==== EXTRAIT FOURNI

Les maires ont ainsi non seulement la faculté mais également l’obligation lorsque les circonstances locales le justifient de mettre en œuvre les pouvoirs de police qu’ils tiennent de la loi, y compris en instituant des mesures plus sévères que celles décidées par l’Etat.

Ainsi, et tout particulièrement en ce moment où la pandémie touche l’ensemble de la France, les maires peuvent décider, dans les conditions énoncées précédemment, d’un grand nombre de mesures afin de sauvegarder la santé de leurs concitoyens : fermeture de lieux accueillant du public, couvre-feux, réquisitions, mise en place de services publics, aides exceptionnelles à la population, etc.

Les maires sont également fondés à adopter des dispositions combinant la protection de la santé avec la nécessaire satisfaction des besoins vitaux de la population, comme l’alimentation, en autorisant par exemple l’accès à des marchés ouverts.

Une compétence des maires qui n’est pas exempte de sanctions.

L’exercice de la compétence de police administrative du maire est susceptible d’engager la responsabilité de la commune :
- si d’aventure un maire décidait de mettre en œuvre des dispositions qui dérogeraient aux contraintes posées par le législateur ou le pouvoir réglementaire, en les allégeant ;
- en cas de défaillance dans l’exercice de ses pouvoirs de police qui causerait un dommage à une personne physique, voire à une personne morale.

Compte tenu des conséquences de l’épidémie en cours, les maires devront ainsi être particulièrement vigilants quant au respect de la légalité des actes qu’ils prennent dans le cadre de l’exercice de leurs pouvoirs de police.

La confirmation par le juge administratif des pouvoirs encadrés du maire en période de pandémie.

L’actualité récente est venue illustrer les points ci-dessus rappelés.

Statuant en référé, plusieurs tribunaux administratifs ont reconnu les pouvoirs de polices du maire mais ont suspendu des arrêtés municipaux imposant des mesures disproportionnées et/ou plus restrictives que celles prises par le gouvernement pour lutter contre l’épidémie [3].

========

OBJECTIF DE L'EXERCICE
Rédigez la suite du texte sur les pouvoirs de police des maires pendant la pandémie, en reprenant juste après sa dernière phrase.

==== DONNÉES FOURNIES

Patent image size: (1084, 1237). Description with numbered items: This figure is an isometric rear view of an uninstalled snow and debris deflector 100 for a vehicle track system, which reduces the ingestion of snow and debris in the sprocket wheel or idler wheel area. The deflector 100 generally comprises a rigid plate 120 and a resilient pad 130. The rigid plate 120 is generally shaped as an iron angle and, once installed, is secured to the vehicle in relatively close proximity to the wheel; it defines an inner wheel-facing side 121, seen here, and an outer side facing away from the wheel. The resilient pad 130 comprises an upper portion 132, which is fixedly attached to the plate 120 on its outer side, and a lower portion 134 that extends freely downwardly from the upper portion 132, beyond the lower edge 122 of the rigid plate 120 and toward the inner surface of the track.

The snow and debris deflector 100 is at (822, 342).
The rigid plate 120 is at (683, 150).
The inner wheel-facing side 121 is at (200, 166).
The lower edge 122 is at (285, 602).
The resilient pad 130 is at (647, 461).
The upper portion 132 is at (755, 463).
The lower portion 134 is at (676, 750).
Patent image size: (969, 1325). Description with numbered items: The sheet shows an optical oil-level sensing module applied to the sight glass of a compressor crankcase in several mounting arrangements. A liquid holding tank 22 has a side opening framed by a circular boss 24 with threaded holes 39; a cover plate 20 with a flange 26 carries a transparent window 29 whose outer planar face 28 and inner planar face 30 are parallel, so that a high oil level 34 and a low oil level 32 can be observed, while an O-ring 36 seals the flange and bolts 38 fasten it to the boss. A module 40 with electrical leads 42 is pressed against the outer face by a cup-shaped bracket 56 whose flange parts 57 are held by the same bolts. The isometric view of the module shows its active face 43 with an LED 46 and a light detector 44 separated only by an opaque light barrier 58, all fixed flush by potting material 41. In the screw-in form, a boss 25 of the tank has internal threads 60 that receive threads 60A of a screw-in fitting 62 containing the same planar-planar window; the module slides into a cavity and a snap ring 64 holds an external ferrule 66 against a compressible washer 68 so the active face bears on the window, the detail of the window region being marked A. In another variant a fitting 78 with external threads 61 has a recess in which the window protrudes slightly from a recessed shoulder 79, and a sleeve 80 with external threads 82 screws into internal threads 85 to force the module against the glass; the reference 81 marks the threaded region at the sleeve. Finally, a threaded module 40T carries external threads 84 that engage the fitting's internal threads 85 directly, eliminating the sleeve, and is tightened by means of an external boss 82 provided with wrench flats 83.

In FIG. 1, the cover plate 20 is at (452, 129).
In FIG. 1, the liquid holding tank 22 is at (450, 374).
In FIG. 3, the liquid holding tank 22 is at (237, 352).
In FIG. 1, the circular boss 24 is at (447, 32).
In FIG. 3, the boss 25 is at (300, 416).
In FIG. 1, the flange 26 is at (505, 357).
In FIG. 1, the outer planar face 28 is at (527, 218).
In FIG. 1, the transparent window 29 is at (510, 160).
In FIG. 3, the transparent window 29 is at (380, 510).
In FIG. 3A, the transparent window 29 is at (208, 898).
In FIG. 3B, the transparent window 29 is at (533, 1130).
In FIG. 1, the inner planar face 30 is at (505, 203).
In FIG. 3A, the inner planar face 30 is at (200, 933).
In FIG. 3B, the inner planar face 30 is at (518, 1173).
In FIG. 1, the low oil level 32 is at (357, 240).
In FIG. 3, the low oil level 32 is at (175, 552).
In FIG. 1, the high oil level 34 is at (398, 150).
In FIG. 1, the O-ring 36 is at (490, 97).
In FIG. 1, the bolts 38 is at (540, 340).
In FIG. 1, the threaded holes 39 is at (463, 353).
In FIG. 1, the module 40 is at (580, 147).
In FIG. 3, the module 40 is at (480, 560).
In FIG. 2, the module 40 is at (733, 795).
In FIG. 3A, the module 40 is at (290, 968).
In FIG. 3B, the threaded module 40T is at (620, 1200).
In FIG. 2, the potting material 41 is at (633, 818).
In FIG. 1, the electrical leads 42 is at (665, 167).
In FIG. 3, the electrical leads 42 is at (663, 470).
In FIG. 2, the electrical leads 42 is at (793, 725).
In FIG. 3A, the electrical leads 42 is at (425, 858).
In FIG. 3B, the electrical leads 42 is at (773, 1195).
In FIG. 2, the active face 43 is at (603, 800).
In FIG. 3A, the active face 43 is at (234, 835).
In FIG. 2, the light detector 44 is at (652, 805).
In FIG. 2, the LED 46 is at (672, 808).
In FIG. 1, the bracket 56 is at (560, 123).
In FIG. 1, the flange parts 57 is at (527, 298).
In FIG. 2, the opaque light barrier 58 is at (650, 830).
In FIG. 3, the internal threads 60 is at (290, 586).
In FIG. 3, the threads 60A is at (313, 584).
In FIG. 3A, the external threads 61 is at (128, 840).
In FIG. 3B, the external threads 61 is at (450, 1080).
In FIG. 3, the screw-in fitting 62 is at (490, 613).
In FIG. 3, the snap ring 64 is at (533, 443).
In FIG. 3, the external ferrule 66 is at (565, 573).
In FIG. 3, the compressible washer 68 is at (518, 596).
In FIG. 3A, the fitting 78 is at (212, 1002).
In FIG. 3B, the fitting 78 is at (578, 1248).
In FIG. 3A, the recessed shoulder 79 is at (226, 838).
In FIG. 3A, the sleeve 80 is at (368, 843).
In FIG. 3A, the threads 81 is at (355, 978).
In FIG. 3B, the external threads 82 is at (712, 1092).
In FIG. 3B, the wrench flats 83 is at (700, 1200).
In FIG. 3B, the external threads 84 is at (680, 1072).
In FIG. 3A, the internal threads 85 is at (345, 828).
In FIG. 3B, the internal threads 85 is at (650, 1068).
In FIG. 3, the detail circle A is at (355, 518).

========

RÉSULTAT CI-DESSOUS
Pour répondre à une jurisprudence parfois divergente, par une ordonnance n°440057 du 17 avril 2020, le juge des référés du Conseil d’Etat a été amené à se prononcer sur les pouvoirs du maire pendant cette période.

Le Conseil d’Etat a confirmé l’existence d’un pouvoir de police administrative spéciale de l’urgence sanitaire confié à l’Etat par le législateur mais confirme que le pouvoir de police spéciale confié à l’Etat ne prive pas le maire de son pouvoir de police générale, même en période d’urgence sanitaire.
Si des « circonstances locales » le justifient, le maire peut rendre plus contraignantes des mesures nationales à la double condition qu’il justifie de « raisons impérieuses liées à des circonstances locales » et, critère nouveau, que ces mesures ne compromettent pas la cohérence et l’efficacité des mesures déjà prises par l’Etat.

La marge de manœuvre des maires est donc ici étroite mais pour autant elle demeure.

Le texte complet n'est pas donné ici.